Transcribe the records below exactly, leaving out any pictures.

● Records to use

__________________________________________________

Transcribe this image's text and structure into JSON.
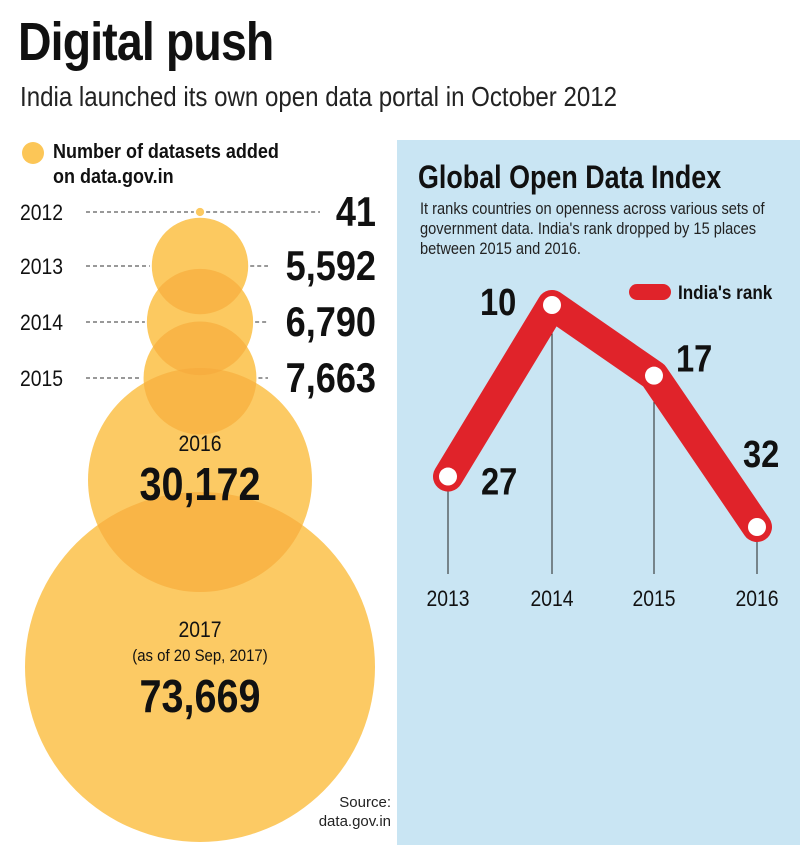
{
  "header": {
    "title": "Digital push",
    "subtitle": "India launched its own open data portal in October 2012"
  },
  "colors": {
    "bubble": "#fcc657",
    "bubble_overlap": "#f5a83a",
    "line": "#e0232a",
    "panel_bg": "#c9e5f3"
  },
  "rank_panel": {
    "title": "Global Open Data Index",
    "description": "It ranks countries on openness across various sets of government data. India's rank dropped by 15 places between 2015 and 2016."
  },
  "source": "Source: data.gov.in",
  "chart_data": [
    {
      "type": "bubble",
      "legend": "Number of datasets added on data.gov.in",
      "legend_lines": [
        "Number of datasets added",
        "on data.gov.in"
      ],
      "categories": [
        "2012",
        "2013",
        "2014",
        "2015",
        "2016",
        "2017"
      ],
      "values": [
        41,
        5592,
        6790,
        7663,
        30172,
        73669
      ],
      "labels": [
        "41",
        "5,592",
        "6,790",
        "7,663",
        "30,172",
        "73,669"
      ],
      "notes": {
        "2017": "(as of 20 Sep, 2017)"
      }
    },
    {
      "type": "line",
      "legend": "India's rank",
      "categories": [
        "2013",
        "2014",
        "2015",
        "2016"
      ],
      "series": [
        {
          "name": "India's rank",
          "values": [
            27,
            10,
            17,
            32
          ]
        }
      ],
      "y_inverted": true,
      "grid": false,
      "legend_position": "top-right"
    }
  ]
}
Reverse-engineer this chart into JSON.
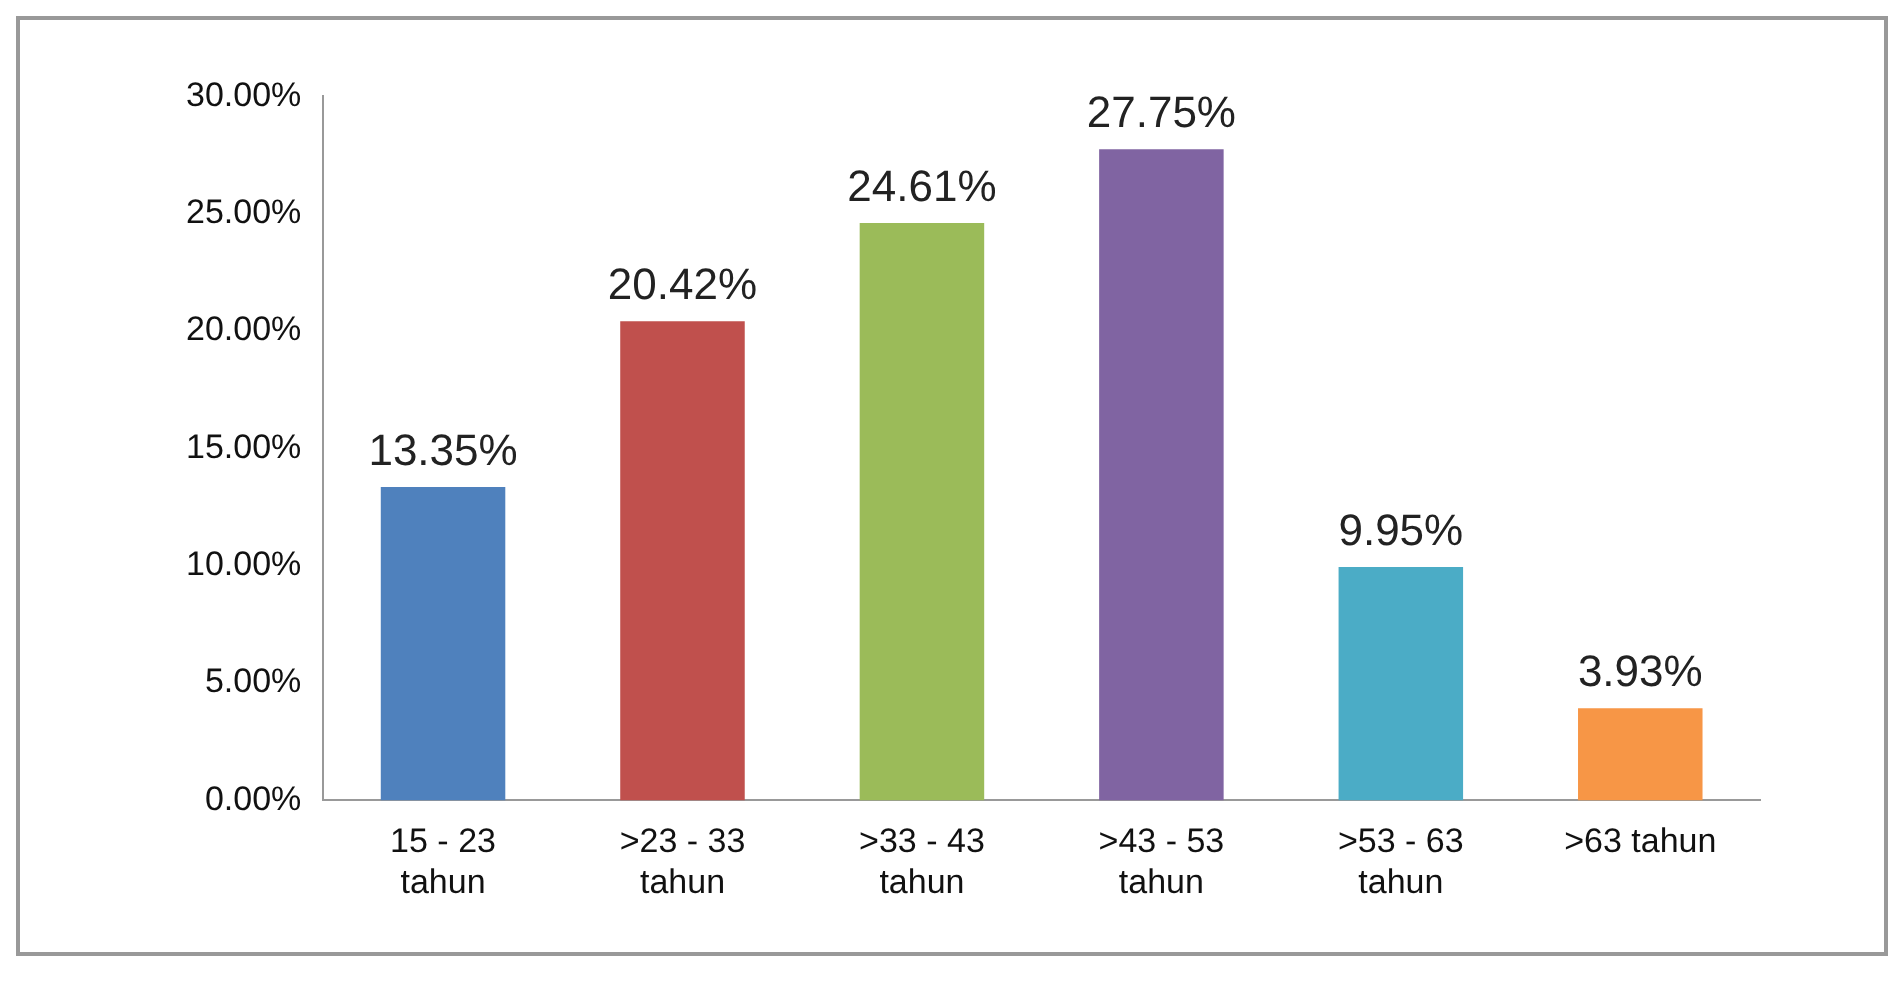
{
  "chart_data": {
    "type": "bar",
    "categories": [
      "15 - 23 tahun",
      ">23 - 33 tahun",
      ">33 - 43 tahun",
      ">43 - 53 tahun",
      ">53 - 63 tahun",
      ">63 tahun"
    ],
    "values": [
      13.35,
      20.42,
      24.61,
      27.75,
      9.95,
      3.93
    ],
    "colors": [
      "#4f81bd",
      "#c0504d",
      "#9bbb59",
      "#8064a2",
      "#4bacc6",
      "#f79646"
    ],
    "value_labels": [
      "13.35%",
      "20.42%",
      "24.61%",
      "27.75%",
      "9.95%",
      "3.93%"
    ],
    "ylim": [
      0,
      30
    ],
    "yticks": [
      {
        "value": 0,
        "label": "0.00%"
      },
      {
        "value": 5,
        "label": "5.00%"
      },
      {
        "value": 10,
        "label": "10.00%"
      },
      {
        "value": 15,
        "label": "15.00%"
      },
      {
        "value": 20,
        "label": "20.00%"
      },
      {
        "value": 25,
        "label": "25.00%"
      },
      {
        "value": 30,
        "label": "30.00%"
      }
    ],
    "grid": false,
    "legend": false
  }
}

__________________________________________________

● Full answer
Transcribe this image's text and structure into JSON.
{
  "header": {
    "title": "Digital push",
    "subtitle": "India launched its own open data portal in October 2012"
  },
  "colors": {
    "bubble": "#fcc657",
    "bubble_overlap": "#f5a83a",
    "line": "#e0232a",
    "panel_bg": "#c9e5f3"
  },
  "rank_panel": {
    "title": "Global Open Data Index",
    "description": "It ranks countries on openness across various sets of government data. India's rank dropped by 15 places between 2015 and 2016."
  },
  "source": "Source: data.gov.in",
  "chart_data": [
    {
      "type": "bubble",
      "legend": "Number of datasets added on data.gov.in",
      "legend_lines": [
        "Number of datasets added",
        "on data.gov.in"
      ],
      "categories": [
        "2012",
        "2013",
        "2014",
        "2015",
        "2016",
        "2017"
      ],
      "values": [
        41,
        5592,
        6790,
        7663,
        30172,
        73669
      ],
      "labels": [
        "41",
        "5,592",
        "6,790",
        "7,663",
        "30,172",
        "73,669"
      ],
      "notes": {
        "2017": "(as of 20 Sep, 2017)"
      }
    },
    {
      "type": "line",
      "legend": "India's rank",
      "categories": [
        "2013",
        "2014",
        "2015",
        "2016"
      ],
      "series": [
        {
          "name": "India's rank",
          "values": [
            27,
            10,
            17,
            32
          ]
        }
      ],
      "y_inverted": true,
      "grid": false,
      "legend_position": "top-right"
    }
  ]
}
Reverse-engineer this chart into JSON.
{
  "chart_data": {
    "type": "bar",
    "categories": [
      "15 - 23 tahun",
      ">23 - 33 tahun",
      ">33 - 43 tahun",
      ">43 - 53 tahun",
      ">53 - 63 tahun",
      ">63 tahun"
    ],
    "values": [
      13.35,
      20.42,
      24.61,
      27.75,
      9.95,
      3.93
    ],
    "colors": [
      "#4f81bd",
      "#c0504d",
      "#9bbb59",
      "#8064a2",
      "#4bacc6",
      "#f79646"
    ],
    "value_labels": [
      "13.35%",
      "20.42%",
      "24.61%",
      "27.75%",
      "9.95%",
      "3.93%"
    ],
    "ylim": [
      0,
      30
    ],
    "yticks": [
      {
        "value": 0,
        "label": "0.00%"
      },
      {
        "value": 5,
        "label": "5.00%"
      },
      {
        "value": 10,
        "label": "10.00%"
      },
      {
        "value": 15,
        "label": "15.00%"
      },
      {
        "value": 20,
        "label": "20.00%"
      },
      {
        "value": 25,
        "label": "25.00%"
      },
      {
        "value": 30,
        "label": "30.00%"
      }
    ],
    "grid": false,
    "legend": false
  }
}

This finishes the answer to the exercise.